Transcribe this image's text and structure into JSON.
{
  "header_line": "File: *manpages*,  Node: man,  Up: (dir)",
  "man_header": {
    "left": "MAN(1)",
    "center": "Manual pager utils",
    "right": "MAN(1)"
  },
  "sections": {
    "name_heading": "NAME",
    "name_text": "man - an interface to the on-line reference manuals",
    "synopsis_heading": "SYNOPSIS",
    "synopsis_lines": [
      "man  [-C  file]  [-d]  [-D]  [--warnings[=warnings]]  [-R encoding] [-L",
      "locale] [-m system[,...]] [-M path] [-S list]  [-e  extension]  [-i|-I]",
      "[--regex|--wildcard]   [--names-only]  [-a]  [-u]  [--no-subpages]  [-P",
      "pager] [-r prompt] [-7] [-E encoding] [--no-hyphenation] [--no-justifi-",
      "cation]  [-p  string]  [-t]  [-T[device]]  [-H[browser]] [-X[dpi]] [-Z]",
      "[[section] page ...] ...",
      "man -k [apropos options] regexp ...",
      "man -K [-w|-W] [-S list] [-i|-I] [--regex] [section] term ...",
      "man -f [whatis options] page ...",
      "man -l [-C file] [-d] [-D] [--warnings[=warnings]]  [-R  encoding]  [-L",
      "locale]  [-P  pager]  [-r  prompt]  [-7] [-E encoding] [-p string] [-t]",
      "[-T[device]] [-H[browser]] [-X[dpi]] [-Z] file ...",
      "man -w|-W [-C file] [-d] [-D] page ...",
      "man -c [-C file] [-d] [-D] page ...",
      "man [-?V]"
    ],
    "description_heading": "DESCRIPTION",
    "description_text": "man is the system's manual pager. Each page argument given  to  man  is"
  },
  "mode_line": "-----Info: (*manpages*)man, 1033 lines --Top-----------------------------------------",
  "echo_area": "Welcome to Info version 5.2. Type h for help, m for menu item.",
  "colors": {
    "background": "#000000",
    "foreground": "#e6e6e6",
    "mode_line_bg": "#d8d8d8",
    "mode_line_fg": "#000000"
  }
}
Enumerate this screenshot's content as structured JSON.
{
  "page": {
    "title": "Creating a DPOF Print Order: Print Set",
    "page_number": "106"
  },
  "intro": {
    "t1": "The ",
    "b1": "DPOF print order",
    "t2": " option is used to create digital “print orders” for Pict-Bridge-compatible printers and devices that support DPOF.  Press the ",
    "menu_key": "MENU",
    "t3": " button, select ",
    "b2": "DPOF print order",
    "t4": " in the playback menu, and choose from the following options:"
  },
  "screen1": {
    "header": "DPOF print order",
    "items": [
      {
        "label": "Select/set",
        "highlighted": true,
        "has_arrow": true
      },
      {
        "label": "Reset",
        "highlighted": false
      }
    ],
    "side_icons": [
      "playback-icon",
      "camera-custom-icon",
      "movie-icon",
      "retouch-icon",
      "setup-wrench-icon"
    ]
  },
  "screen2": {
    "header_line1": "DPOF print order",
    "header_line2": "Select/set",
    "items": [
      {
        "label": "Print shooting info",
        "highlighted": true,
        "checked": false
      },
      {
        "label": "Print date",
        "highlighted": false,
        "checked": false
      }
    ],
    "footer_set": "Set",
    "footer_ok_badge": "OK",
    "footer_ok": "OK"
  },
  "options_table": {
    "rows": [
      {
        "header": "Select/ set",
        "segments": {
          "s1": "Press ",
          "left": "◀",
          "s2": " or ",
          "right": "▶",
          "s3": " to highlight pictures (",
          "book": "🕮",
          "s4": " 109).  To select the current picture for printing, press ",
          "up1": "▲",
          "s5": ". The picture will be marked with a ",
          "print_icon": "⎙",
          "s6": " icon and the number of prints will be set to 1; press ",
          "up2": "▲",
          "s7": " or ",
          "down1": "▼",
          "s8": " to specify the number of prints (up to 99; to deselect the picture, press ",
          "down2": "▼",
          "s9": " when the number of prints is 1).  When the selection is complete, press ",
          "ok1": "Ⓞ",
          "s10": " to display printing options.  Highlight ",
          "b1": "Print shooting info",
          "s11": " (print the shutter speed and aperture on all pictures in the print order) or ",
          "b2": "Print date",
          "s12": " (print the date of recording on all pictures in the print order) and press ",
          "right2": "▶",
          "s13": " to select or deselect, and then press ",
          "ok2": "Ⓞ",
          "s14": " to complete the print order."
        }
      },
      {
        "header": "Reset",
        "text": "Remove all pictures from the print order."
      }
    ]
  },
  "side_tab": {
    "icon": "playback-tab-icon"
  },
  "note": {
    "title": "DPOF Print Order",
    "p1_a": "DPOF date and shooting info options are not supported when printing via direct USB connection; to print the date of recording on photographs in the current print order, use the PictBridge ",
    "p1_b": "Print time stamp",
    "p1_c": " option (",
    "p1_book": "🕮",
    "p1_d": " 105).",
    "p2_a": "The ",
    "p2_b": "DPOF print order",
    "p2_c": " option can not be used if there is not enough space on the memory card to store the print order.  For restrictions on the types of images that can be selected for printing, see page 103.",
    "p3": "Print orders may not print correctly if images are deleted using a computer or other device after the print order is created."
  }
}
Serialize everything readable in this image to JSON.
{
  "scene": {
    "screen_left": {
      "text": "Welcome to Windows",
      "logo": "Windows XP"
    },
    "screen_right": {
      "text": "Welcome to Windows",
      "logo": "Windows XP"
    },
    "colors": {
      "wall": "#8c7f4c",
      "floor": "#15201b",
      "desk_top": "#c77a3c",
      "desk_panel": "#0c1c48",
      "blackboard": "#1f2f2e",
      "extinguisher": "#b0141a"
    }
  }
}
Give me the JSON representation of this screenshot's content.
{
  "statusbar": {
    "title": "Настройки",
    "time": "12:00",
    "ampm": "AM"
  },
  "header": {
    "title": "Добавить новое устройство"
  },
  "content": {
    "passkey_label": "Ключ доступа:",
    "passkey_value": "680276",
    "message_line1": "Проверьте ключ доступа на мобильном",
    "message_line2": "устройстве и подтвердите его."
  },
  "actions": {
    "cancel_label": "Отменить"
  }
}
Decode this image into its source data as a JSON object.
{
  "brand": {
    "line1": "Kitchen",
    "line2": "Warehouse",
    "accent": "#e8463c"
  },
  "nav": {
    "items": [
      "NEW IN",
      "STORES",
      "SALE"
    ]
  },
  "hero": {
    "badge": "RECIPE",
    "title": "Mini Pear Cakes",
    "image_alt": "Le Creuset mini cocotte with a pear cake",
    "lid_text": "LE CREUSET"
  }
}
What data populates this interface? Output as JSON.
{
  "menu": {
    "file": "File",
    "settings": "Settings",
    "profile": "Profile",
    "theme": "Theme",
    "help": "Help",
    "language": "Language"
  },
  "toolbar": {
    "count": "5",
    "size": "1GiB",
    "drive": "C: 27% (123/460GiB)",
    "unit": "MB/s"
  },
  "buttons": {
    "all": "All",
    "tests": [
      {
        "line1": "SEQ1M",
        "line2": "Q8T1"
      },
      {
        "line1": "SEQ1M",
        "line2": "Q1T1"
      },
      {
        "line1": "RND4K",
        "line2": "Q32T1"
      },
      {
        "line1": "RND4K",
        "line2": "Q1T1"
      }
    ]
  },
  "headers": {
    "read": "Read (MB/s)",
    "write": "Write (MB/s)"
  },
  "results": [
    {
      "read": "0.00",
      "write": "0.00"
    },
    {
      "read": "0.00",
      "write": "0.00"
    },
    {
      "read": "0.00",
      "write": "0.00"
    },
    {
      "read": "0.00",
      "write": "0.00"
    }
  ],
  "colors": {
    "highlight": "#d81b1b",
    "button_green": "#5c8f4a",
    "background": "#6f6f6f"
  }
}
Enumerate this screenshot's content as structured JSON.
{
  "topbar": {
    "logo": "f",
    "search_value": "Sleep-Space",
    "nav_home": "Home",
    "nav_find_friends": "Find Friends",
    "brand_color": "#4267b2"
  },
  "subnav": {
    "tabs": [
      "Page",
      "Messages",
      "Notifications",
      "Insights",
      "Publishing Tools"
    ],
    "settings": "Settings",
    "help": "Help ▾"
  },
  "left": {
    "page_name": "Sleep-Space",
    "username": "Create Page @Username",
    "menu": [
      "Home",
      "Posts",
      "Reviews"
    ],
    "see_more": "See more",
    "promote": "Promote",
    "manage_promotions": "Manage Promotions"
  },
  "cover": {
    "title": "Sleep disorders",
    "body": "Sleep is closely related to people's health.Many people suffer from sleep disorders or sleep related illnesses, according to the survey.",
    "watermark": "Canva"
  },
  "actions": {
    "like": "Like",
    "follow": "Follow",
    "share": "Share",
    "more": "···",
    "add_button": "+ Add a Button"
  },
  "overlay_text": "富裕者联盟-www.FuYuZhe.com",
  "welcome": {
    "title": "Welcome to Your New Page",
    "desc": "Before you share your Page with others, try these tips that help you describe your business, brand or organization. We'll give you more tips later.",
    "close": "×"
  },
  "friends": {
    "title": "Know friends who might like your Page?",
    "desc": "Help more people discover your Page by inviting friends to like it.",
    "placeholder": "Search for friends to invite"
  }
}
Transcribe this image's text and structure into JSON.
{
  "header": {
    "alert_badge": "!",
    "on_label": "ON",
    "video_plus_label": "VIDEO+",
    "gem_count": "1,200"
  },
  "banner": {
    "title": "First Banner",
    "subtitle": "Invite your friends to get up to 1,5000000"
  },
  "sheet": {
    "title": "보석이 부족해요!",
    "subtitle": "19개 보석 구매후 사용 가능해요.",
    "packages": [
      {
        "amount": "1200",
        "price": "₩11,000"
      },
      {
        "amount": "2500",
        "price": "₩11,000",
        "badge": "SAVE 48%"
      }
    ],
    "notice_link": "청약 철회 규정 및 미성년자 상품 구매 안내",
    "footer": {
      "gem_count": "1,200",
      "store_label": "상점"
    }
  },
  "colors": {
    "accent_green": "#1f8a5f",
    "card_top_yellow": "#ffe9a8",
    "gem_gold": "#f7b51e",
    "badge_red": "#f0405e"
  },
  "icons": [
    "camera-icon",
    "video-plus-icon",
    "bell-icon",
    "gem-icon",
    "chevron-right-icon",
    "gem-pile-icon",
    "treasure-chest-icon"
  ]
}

**TO DO**
From the listing above, copy every line that holds the string "DPOF".

**CORRECT OUTPUT**
    "title": "Creating a DPOF Print Order: Print Set",
    "b1": "DPOF print order",
    "t2": " option is used to create digital “print orders” for Pict-Bridge-compatible printers and devices that support DPOF.  Press the ",
    "b2": "DPOF print order",
    "header": "DPOF print order",
    "header_line1": "DPOF print order",
    "title": "DPOF Print Order",
    "p1_a": "DPOF date and shooting info options are not supported when printing via direct USB connection; to print the date of recording on photographs in the current print order, use the PictBridge ",
    "p2_b": "DPOF print order",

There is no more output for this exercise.